**What you will do**
Leave out the pictures and copy every record exactly.

————

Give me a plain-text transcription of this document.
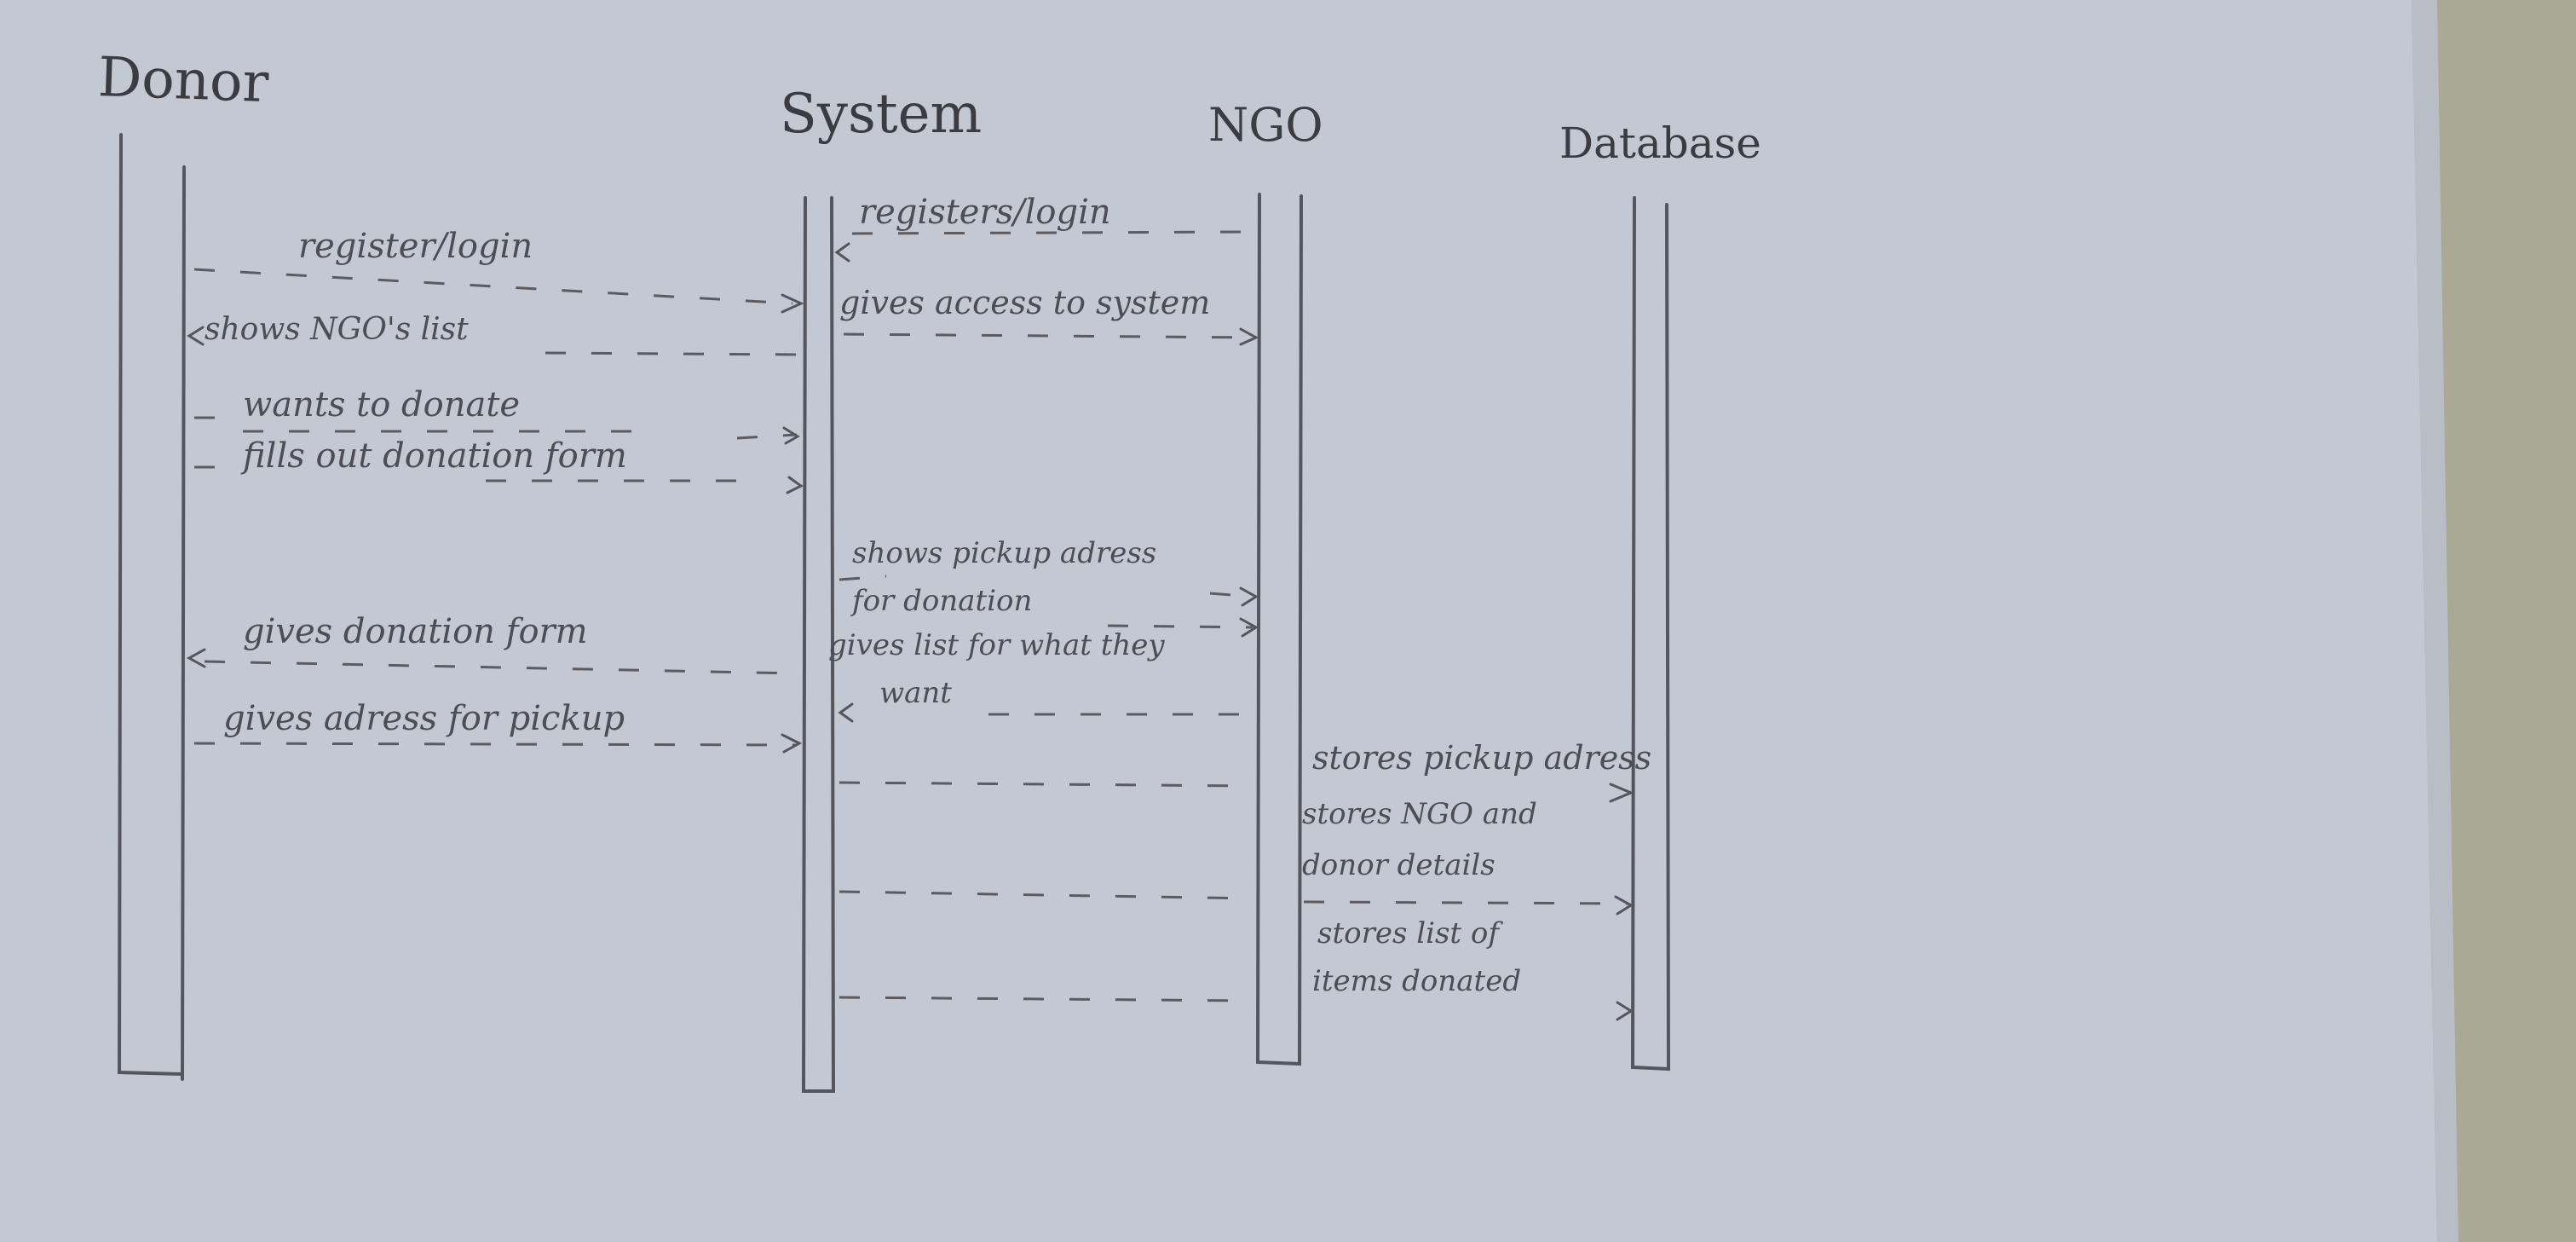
Donor	System	NGO	Database
register/login
registers/login
gives access to system
shows NGO's list
wants to donate
fills out donation form
shows pickup adress
for donation
gives donation form	gives list for what they
want
gives adress for pickup
stores pickup adress
stores NGO and
donor details
stores list of
items donated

————

**Solved exercise**
Give me a plain-text transcription of this document.
Donor	System	NGO	Database
register/login
registers/login
gives access to system
shows NGO's list
wants to donate
fills out donation form
shows pickup adress
for donation
gives donation form	gives list for what they
want
gives adress for pickup
stores pickup adress
stores NGO and
donor details
stores list of
items donated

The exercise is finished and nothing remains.